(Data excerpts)
======

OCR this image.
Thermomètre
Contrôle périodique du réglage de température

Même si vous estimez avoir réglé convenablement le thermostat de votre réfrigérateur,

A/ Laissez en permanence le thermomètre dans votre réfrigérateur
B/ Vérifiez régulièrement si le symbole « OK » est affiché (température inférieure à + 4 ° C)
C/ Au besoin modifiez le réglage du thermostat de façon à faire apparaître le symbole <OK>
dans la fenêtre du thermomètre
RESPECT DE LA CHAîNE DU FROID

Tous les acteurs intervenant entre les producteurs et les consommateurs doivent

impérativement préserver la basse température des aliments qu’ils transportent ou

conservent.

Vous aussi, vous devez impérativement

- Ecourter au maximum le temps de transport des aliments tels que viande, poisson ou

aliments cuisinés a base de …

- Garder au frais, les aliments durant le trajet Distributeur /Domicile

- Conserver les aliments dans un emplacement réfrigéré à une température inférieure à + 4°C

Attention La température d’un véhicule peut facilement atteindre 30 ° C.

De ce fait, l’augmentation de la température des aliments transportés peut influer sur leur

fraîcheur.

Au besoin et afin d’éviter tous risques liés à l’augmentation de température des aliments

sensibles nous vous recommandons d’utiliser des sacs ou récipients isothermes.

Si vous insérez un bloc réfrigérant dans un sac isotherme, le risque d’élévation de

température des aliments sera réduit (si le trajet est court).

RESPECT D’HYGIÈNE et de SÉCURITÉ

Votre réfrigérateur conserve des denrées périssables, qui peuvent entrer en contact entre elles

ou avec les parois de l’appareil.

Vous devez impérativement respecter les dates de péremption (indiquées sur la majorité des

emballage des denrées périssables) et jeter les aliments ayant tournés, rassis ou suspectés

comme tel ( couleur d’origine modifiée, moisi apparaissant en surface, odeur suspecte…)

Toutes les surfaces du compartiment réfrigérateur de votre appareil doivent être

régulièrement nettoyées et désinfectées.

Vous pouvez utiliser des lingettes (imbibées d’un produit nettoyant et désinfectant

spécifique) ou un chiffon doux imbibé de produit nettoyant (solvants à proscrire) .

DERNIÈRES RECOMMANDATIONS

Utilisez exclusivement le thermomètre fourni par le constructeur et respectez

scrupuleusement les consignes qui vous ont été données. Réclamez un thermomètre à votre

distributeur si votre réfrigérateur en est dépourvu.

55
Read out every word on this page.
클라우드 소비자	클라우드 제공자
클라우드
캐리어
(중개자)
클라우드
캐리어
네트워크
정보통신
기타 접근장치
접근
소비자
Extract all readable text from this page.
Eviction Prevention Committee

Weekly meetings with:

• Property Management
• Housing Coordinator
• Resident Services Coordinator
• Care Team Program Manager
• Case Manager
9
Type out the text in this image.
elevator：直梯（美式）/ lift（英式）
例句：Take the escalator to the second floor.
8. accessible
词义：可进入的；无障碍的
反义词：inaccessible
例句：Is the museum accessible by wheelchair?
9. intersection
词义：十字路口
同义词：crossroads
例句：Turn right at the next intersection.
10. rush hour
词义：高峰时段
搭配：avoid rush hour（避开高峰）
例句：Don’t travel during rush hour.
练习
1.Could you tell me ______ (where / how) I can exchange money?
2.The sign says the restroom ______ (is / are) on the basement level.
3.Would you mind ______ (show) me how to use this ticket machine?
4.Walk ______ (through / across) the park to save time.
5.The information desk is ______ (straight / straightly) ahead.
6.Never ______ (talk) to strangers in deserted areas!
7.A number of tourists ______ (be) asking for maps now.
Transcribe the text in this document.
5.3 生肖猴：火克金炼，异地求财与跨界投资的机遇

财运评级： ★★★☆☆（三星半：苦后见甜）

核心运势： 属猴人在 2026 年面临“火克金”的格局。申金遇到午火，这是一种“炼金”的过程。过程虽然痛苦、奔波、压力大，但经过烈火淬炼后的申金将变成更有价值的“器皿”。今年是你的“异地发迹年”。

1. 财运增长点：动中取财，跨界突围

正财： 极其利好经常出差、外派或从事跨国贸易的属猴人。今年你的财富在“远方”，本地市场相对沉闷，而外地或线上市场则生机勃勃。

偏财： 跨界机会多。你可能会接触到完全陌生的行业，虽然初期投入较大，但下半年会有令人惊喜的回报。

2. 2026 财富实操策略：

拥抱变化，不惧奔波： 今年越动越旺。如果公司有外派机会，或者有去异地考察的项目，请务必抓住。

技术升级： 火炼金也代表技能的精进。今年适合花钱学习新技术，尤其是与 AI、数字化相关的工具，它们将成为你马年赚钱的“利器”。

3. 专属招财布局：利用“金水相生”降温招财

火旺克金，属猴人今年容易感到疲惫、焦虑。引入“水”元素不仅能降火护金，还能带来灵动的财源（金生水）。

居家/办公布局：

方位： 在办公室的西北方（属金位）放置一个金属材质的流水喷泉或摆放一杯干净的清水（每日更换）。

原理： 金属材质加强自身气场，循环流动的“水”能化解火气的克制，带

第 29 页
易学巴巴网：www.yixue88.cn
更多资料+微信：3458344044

======

• _Goal of the exercise_
In the entries above, find each line with the word "page" and show it.

• _Task result_
Read out every word on this page.
Extract all readable text from this page.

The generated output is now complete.